The entries below should be transcribed in their entirety, exactly as written.

== Data records

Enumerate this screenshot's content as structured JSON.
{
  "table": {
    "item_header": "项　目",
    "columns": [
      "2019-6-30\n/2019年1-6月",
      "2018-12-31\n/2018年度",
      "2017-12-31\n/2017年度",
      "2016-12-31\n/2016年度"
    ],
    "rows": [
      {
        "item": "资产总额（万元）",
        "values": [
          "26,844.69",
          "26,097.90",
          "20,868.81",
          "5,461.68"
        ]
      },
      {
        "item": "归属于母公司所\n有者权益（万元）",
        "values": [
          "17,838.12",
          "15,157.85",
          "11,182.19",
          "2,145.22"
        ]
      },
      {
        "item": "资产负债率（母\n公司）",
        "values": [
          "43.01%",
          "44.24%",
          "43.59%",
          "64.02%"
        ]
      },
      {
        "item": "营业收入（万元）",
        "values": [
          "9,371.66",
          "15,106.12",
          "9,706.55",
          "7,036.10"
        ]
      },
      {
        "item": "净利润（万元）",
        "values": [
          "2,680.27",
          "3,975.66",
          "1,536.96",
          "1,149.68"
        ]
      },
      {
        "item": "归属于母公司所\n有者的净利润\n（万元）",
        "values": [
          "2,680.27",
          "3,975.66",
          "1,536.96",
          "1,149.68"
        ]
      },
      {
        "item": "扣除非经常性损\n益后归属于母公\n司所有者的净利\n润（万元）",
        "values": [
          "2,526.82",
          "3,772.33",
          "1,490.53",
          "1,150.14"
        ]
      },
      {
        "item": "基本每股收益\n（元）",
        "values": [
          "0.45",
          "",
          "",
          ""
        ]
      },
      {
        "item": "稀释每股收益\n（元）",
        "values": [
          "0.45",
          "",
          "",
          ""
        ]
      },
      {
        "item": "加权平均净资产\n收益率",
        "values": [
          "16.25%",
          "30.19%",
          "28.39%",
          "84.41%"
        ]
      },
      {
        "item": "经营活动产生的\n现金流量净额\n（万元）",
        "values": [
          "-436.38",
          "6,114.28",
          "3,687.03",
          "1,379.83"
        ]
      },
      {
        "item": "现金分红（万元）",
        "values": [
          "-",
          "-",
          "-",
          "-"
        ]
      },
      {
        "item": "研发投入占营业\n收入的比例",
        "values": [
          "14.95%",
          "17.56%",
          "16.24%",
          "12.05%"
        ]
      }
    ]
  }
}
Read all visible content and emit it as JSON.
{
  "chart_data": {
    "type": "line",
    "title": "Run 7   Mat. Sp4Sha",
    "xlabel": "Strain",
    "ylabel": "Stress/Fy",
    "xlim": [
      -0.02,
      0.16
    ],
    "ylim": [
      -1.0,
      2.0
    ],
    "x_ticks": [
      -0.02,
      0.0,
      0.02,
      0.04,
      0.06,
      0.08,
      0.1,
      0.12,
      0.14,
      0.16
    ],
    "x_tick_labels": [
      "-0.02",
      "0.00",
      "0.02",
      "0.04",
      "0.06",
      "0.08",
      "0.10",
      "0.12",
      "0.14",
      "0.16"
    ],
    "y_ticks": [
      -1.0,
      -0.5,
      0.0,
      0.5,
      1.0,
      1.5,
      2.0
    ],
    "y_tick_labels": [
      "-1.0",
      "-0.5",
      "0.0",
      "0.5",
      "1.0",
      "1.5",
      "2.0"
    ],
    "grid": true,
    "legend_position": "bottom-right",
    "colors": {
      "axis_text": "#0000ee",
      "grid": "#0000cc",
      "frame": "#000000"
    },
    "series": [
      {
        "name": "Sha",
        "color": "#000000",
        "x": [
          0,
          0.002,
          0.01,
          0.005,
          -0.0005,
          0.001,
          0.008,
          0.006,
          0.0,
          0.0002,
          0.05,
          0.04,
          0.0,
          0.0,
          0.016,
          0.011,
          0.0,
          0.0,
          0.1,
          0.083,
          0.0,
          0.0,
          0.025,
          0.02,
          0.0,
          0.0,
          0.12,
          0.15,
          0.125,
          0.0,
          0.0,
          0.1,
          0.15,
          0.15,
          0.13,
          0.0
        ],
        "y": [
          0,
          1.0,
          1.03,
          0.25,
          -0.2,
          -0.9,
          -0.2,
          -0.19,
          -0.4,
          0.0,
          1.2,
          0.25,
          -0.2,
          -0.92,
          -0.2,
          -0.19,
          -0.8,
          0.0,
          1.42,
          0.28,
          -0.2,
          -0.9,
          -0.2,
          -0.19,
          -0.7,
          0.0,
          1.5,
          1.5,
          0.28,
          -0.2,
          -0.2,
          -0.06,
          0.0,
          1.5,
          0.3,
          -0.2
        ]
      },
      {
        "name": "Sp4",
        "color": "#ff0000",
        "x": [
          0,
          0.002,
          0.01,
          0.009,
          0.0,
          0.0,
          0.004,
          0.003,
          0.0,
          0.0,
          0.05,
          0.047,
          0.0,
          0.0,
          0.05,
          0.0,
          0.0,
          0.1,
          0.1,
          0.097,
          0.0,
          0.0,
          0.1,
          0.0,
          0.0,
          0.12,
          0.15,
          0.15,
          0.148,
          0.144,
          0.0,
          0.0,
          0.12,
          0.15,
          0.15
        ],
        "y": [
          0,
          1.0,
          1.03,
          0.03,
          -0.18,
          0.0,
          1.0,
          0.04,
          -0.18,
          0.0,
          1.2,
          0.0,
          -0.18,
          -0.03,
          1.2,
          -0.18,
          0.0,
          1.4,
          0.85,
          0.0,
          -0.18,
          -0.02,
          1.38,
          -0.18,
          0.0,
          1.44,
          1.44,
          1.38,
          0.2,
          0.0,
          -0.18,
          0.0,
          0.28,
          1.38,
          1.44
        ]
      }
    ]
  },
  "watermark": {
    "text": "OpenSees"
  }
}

====

**Task answer**
Enumerate this screenshot's content as structured JSON.
{
  "table": {
    "item_header": "项　目",
    "columns": [
      "2019-6-30\n/2019年1-6月",
      "2018-12-31\n/2018年度",
      "2017-12-31\n/2017年度",
      "2016-12-31\n/2016年度"
    ],
    "rows": [
      {
        "item": "资产总额（万元）",
        "values": [
          "26,844.69",
          "26,097.90",
          "20,868.81",
          "5,461.68"
        ]
      },
      {
        "item": "归属于母公司所\n有者权益（万元）",
        "values": [
          "17,838.12",
          "15,157.85",
          "11,182.19",
          "2,145.22"
        ]
      },
      {
        "item": "资产负债率（母\n公司）",
        "values": [
          "43.01%",
          "44.24%",
          "43.59%",
          "64.02%"
        ]
      },
      {
        "item": "营业收入（万元）",
        "values": [
          "9,371.66",
          "15,106.12",
          "9,706.55",
          "7,036.10"
        ]
      },
      {
        "item": "净利润（万元）",
        "values": [
          "2,680.27",
          "3,975.66",
          "1,536.96",
          "1,149.68"
        ]
      },
      {
        "item": "归属于母公司所\n有者的净利润\n（万元）",
        "values": [
          "2,680.27",
          "3,975.66",
          "1,536.96",
          "1,149.68"
        ]
      },
      {
        "item": "扣除非经常性损\n益后归属于母公\n司所有者的净利\n润（万元）",
        "values": [
          "2,526.82",
          "3,772.33",
          "1,490.53",
          "1,150.14"
        ]
      },
      {
        "item": "基本每股收益\n（元）",
        "values": [
          "0.45",
          "",
          "",
          ""
        ]
      },
      {
        "item": "稀释每股收益\n（元）",
        "values": [
          "0.45",
          "",
          "",
          ""
        ]
      },
      {
        "item": "加权平均净资产\n收益率",
        "values": [
          "16.25%",
          "30.19%",
          "28.39%",
          "84.41%"
        ]
      },
      {
        "item": "经营活动产生的\n现金流量净额\n（万元）",
        "values": [
          "-436.38",
          "6,114.28",
          "3,687.03",
          "1,379.83"
        ]
      },
      {
        "item": "现金分红（万元）",
        "values": [
          "-",
          "-",
          "-",
          "-"
        ]
      },
      {
        "item": "研发投入占营业\n收入的比例",
        "values": [
          "14.95%",
          "17.56%",
          "16.24%",
          "12.05%"
        ]
      }
    ]
  }
}
Read all visible content and emit it as JSON.
{
  "chart_data": {
    "type": "line",
    "title": "Run 7   Mat. Sp4Sha",
    "xlabel": "Strain",
    "ylabel": "Stress/Fy",
    "xlim": [
      -0.02,
      0.16
    ],
    "ylim": [
      -1.0,
      2.0
    ],
    "x_ticks": [
      -0.02,
      0.0,
      0.02,
      0.04,
      0.06,
      0.08,
      0.1,
      0.12,
      0.14,
      0.16
    ],
    "x_tick_labels": [
      "-0.02",
      "0.00",
      "0.02",
      "0.04",
      "0.06",
      "0.08",
      "0.10",
      "0.12",
      "0.14",
      "0.16"
    ],
    "y_ticks": [
      -1.0,
      -0.5,
      0.0,
      0.5,
      1.0,
      1.5,
      2.0
    ],
    "y_tick_labels": [
      "-1.0",
      "-0.5",
      "0.0",
      "0.5",
      "1.0",
      "1.5",
      "2.0"
    ],
    "grid": true,
    "legend_position": "bottom-right",
    "colors": {
      "axis_text": "#0000ee",
      "grid": "#0000cc",
      "frame": "#000000"
    },
    "series": [
      {
        "name": "Sha",
        "color": "#000000",
        "x": [
          0,
          0.002,
          0.01,
          0.005,
          -0.0005,
          0.001,
          0.008,
          0.006,
          0.0,
          0.0002,
          0.05,
          0.04,
          0.0,
          0.0,
          0.016,
          0.011,
          0.0,
          0.0,
          0.1,
          0.083,
          0.0,
          0.0,
          0.025,
          0.02,
          0.0,
          0.0,
          0.12,
          0.15,
          0.125,
          0.0,
          0.0,
          0.1,
          0.15,
          0.15,
          0.13,
          0.0
        ],
        "y": [
          0,
          1.0,
          1.03,
          0.25,
          -0.2,
          -0.9,
          -0.2,
          -0.19,
          -0.4,
          0.0,
          1.2,
          0.25,
          -0.2,
          -0.92,
          -0.2,
          -0.19,
          -0.8,
          0.0,
          1.42,
          0.28,
          -0.2,
          -0.9,
          -0.2,
          -0.19,
          -0.7,
          0.0,
          1.5,
          1.5,
          0.28,
          -0.2,
          -0.2,
          -0.06,
          0.0,
          1.5,
          0.3,
          -0.2
        ]
      },
      {
        "name": "Sp4",
        "color": "#ff0000",
        "x": [
          0,
          0.002,
          0.01,
          0.009,
          0.0,
          0.0,
          0.004,
          0.003,
          0.0,
          0.0,
          0.05,
          0.047,
          0.0,
          0.0,
          0.05,
          0.0,
          0.0,
          0.1,
          0.1,
          0.097,
          0.0,
          0.0,
          0.1,
          0.0,
          0.0,
          0.12,
          0.15,
          0.15,
          0.148,
          0.144,
          0.0,
          0.0,
          0.12,
          0.15,
          0.15
        ],
        "y": [
          0,
          1.0,
          1.03,
          0.03,
          -0.18,
          0.0,
          1.0,
          0.04,
          -0.18,
          0.0,
          1.2,
          0.0,
          -0.18,
          -0.03,
          1.2,
          -0.18,
          0.0,
          1.4,
          0.85,
          0.0,
          -0.18,
          -0.02,
          1.38,
          -0.18,
          0.0,
          1.44,
          1.44,
          1.38,
          0.2,
          0.0,
          -0.18,
          0.0,
          0.28,
          1.38,
          1.44
        ]
      }
    ]
  },
  "watermark": {
    "text": "OpenSees"
  }
}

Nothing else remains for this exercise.